▶ [Records for this task]:
○ ○ ○ ○

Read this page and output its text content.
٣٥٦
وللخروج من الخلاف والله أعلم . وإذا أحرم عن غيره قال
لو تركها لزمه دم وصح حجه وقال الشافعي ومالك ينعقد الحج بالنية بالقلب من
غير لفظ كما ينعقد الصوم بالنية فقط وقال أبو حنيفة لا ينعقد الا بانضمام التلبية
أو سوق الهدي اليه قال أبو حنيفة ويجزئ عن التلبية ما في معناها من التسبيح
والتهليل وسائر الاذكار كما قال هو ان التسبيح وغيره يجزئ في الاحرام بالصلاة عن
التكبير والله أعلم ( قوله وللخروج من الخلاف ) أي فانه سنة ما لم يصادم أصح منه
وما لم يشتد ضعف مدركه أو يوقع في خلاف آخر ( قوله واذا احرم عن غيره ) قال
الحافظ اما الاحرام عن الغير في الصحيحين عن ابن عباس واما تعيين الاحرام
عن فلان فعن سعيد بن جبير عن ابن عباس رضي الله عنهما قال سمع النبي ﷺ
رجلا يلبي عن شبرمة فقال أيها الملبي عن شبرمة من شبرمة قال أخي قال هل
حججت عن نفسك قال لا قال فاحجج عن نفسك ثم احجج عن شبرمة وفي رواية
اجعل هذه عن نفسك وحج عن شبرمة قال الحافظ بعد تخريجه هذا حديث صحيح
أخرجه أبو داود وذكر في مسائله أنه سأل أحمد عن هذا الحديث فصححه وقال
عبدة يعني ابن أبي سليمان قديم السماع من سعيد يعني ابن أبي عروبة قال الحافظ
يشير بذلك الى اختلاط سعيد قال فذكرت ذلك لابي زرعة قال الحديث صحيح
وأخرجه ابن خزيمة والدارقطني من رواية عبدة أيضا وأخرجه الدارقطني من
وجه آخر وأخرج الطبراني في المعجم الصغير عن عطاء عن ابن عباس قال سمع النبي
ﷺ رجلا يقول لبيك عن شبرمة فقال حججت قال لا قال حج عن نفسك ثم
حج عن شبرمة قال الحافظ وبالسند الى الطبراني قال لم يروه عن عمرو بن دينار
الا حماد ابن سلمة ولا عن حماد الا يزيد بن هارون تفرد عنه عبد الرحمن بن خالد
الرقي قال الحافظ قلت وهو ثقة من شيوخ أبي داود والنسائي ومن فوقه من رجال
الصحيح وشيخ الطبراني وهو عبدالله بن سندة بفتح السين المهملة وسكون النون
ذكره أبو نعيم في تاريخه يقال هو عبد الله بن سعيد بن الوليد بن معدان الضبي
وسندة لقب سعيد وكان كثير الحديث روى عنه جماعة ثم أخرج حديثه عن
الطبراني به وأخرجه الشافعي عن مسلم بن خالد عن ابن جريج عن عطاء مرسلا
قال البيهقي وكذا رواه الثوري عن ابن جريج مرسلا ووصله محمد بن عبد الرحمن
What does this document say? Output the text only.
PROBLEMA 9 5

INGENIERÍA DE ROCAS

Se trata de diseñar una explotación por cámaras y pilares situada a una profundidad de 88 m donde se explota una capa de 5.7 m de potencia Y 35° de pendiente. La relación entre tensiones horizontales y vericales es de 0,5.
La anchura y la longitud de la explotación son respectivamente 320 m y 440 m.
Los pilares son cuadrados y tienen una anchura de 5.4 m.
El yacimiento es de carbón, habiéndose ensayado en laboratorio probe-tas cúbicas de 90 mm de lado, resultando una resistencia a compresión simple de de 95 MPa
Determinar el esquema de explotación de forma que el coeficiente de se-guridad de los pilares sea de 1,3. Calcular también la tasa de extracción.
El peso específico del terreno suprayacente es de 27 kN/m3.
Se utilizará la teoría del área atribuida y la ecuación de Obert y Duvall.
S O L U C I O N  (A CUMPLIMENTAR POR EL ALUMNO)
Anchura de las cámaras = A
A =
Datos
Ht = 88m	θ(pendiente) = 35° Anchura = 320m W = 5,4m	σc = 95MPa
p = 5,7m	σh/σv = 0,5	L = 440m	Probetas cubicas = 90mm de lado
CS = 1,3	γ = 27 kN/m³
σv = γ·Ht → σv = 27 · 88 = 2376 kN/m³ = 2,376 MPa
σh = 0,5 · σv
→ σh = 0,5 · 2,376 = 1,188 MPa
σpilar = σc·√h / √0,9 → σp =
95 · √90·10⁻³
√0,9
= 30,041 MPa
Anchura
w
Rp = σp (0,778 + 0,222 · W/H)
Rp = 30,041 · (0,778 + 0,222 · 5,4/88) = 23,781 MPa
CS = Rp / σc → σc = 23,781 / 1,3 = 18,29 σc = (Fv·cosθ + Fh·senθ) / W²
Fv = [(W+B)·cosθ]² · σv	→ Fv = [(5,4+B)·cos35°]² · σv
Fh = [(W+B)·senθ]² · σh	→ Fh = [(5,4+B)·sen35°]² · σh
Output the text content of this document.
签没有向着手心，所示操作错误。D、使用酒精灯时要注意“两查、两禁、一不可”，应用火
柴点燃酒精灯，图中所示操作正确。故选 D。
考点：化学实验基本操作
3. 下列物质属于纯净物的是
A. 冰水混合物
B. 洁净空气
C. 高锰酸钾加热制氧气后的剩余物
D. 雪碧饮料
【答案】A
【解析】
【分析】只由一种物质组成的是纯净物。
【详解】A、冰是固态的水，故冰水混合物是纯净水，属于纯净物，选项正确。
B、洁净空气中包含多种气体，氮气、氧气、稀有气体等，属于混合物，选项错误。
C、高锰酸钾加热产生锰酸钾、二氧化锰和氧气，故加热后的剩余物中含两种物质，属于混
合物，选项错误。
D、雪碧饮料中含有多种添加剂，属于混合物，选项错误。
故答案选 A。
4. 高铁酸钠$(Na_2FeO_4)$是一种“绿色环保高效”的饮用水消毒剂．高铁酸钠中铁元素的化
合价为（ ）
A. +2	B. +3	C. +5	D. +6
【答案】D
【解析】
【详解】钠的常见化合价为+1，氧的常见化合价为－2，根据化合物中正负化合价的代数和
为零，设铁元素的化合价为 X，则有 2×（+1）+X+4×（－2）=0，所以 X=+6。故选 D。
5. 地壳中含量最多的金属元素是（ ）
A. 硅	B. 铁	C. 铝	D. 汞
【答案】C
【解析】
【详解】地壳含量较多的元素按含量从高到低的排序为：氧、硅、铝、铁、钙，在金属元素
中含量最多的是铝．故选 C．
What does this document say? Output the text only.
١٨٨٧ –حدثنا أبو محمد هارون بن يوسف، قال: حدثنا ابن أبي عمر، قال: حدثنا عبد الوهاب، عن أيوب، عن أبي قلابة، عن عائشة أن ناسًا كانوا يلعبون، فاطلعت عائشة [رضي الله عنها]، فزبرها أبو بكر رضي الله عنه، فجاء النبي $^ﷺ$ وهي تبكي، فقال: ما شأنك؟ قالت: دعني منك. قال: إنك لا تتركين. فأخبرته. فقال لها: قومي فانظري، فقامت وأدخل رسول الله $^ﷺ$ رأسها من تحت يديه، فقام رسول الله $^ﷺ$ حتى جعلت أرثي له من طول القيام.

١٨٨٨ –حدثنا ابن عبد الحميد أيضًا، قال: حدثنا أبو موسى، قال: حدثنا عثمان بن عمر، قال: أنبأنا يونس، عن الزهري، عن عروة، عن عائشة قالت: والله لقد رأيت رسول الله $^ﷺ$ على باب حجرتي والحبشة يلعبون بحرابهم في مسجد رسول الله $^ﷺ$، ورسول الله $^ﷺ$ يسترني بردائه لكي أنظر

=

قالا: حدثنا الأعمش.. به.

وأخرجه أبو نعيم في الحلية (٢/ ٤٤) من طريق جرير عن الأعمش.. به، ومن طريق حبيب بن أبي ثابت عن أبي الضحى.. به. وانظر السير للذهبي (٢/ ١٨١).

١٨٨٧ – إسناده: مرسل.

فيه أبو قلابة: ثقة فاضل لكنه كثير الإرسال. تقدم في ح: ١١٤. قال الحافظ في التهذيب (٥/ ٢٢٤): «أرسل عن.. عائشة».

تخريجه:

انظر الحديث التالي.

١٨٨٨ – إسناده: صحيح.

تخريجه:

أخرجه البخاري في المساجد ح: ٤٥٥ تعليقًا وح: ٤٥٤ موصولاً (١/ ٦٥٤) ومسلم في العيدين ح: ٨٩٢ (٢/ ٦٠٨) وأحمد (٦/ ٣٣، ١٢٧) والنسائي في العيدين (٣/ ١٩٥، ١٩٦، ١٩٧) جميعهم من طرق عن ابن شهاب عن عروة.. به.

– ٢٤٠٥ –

○ ○ ○ ○

▶ [Written problem]: Copy each line from the records above that includes the string "pendiente".

▶ [Task response]:
Se trata de diseñar una explotación por cámaras y pilares situada a una profundidad de 88 m donde se explota una capa de 5.7 m de potencia Y 35° de pendiente. La relación entre tensiones horizontales y vericales es de 0,5.
Ht = 88m	θ(pendiente) = 35° Anchura = 320m W = 5,4m	σc = 95MPa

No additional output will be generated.